=== WRITTEN EXERCISE ===
Set down every record once more, exactly as given.

=== RAW RECORDS ===
+ + + + +
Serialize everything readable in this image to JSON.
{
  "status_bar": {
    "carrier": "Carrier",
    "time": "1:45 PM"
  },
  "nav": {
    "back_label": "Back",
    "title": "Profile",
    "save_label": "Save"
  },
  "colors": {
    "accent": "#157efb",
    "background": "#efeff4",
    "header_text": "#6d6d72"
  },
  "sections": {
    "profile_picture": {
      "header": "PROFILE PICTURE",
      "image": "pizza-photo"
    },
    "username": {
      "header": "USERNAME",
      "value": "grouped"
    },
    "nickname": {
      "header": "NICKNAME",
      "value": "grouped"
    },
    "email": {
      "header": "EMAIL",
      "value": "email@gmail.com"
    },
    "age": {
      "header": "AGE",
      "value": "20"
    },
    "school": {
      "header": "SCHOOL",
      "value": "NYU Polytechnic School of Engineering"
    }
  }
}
+ + + + +
=== ANSWER TO THIS TASK ===
Serialize everything readable in this image to JSON.
{
  "status_bar": {
    "carrier": "Carrier",
    "time": "1:45 PM"
  },
  "nav": {
    "back_label": "Back",
    "title": "Profile",
    "save_label": "Save"
  },
  "colors": {
    "accent": "#157efb",
    "background": "#efeff4",
    "header_text": "#6d6d72"
  },
  "sections": {
    "profile_picture": {
      "header": "PROFILE PICTURE",
      "image": "pizza-photo"
    },
    "username": {
      "header": "USERNAME",
      "value": "grouped"
    },
    "nickname": {
      "header": "NICKNAME",
      "value": "grouped"
    },
    "email": {
      "header": "EMAIL",
      "value": "email@gmail.com"
    },
    "age": {
      "header": "AGE",
      "value": "20"
    },
    "school": {
      "header": "SCHOOL",
      "value": "NYU Polytechnic School of Engineering"
    }
  }
}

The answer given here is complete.